- [THE REQUEST] Change every "legend-label" in the data below to "legend-entry", and reproduce all the lines with nothing else altered.

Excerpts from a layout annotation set
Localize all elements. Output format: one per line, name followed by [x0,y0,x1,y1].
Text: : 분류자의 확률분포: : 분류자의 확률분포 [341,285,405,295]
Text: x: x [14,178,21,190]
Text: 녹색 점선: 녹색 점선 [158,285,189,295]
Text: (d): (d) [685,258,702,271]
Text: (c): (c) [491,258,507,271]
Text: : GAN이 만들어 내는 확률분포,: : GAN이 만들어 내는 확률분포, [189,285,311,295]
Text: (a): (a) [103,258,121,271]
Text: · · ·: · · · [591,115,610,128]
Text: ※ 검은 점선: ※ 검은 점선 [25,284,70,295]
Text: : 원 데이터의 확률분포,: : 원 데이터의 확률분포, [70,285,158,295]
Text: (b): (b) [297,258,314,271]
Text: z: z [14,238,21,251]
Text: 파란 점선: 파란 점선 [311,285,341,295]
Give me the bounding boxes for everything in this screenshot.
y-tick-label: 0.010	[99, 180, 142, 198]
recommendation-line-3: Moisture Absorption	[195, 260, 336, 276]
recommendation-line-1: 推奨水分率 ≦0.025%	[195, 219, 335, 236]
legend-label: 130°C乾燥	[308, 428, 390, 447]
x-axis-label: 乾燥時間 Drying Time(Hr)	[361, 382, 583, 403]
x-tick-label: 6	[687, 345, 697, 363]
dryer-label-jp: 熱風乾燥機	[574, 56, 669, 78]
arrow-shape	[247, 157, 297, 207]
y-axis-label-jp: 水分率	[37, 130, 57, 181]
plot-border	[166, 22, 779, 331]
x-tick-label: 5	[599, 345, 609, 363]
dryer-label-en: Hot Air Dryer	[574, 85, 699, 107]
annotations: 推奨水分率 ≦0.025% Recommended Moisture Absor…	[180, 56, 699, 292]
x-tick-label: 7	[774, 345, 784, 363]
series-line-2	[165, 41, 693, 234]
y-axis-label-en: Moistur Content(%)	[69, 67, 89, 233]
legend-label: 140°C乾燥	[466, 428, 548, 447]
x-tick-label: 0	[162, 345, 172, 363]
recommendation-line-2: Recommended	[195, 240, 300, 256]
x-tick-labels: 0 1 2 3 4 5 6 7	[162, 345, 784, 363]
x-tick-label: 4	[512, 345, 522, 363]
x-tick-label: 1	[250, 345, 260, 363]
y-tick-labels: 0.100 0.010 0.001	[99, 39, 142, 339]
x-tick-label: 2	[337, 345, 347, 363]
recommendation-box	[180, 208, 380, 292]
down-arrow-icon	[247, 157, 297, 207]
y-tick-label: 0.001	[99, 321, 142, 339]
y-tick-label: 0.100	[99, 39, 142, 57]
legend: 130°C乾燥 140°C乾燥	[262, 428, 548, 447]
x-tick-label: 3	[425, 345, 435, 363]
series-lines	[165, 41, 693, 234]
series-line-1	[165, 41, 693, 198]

- [SOLUTION FOR THIS PROBLEM]
Localize all elements. Output format: one per line, name followed by [x0,y0,x1,y1].
Text: : 분류자의 확률분포: : 분류자의 확률분포 [341,285,405,295]
Text: x: x [14,178,21,190]
Text: 녹색 점선: 녹색 점선 [158,285,189,295]
Text: (d): (d) [685,258,702,271]
Text: (c): (c) [491,258,507,271]
Text: : GAN이 만들어 내는 확률분포,: : GAN이 만들어 내는 확률분포, [189,285,311,295]
Text: (a): (a) [103,258,121,271]
Text: · · ·: · · · [591,115,610,128]
Text: ※ 검은 점선: ※ 검은 점선 [25,284,70,295]
Text: : 원 데이터의 확률분포,: : 원 데이터의 확률분포, [70,285,158,295]
Text: (b): (b) [297,258,314,271]
Text: z: z [14,238,21,251]
Text: 파란 점선: 파란 점선 [311,285,341,295]
Give me the bounding boxes for everything in this screenshot.
y-tick-label: 0.010	[99, 180, 142, 198]
recommendation-line-3: Moisture Absorption	[195, 260, 336, 276]
recommendation-line-1: 推奨水分率 ≦0.025%	[195, 219, 335, 236]
legend-entry: 130°C乾燥	[308, 428, 390, 447]
x-axis-label: 乾燥時間 Drying Time(Hr)	[361, 382, 583, 403]
x-tick-label: 6	[687, 345, 697, 363]
dryer-label-jp: 熱風乾燥機	[574, 56, 669, 78]
arrow-shape	[247, 157, 297, 207]
y-axis-label-jp: 水分率	[37, 130, 57, 181]
plot-border	[166, 22, 779, 331]
x-tick-label: 5	[599, 345, 609, 363]
dryer-label-en: Hot Air Dryer	[574, 85, 699, 107]
annotations: 推奨水分率 ≦0.025% Recommended Moisture Absor…	[180, 56, 699, 292]
x-tick-label: 7	[774, 345, 784, 363]
series-line-2	[165, 41, 693, 234]
y-axis-label-en: Moistur Content(%)	[69, 67, 89, 233]
legend-entry: 140°C乾燥	[466, 428, 548, 447]
x-tick-label: 0	[162, 345, 172, 363]
recommendation-line-2: Recommended	[195, 240, 300, 256]
x-tick-labels: 0 1 2 3 4 5 6 7	[162, 345, 784, 363]
x-tick-label: 4	[512, 345, 522, 363]
x-tick-label: 1	[250, 345, 260, 363]
y-tick-labels: 0.100 0.010 0.001	[99, 39, 142, 339]
x-tick-label: 2	[337, 345, 347, 363]
recommendation-box	[180, 208, 380, 292]
down-arrow-icon	[247, 157, 297, 207]
y-tick-label: 0.001	[99, 321, 142, 339]
y-tick-label: 0.100	[99, 39, 142, 57]
legend: 130°C乾燥 140°C乾燥	[262, 428, 548, 447]
x-tick-label: 3	[425, 345, 435, 363]
series-lines	[165, 41, 693, 234]
series-line-1	[165, 41, 693, 198]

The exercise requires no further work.